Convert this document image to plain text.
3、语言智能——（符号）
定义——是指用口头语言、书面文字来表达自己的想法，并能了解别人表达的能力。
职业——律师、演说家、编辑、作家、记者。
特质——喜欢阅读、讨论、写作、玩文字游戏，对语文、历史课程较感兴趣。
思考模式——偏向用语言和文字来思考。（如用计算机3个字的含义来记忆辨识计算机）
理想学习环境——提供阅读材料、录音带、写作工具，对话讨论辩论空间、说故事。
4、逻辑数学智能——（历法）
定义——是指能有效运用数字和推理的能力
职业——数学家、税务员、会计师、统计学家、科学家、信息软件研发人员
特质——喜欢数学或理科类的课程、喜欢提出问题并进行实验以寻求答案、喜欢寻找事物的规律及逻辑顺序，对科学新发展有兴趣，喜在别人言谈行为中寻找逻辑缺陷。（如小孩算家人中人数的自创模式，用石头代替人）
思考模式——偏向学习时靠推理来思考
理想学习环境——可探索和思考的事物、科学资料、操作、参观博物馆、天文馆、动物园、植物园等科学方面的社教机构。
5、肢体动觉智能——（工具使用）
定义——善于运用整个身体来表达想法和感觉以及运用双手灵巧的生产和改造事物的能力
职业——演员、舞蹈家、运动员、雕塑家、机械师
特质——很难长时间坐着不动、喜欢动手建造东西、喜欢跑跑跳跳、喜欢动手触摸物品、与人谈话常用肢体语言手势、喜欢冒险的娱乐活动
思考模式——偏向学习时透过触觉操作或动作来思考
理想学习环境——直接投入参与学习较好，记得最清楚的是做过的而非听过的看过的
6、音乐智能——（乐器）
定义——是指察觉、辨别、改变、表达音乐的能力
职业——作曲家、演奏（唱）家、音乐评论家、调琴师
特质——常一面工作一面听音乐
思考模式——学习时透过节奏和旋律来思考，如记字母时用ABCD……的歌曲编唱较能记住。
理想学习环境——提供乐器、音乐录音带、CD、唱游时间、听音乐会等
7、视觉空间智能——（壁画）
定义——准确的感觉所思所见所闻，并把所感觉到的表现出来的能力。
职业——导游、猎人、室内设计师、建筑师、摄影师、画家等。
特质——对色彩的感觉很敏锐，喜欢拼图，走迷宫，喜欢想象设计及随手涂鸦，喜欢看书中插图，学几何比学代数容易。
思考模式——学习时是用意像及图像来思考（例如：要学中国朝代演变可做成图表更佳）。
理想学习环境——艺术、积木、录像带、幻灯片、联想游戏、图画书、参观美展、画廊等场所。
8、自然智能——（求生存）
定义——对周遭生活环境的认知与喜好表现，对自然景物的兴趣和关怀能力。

■ ■ ■

◆ Work to do
In how many lines does the word "理想学习环境" appear? Respond with the number alone.

◆ Exercise answer
5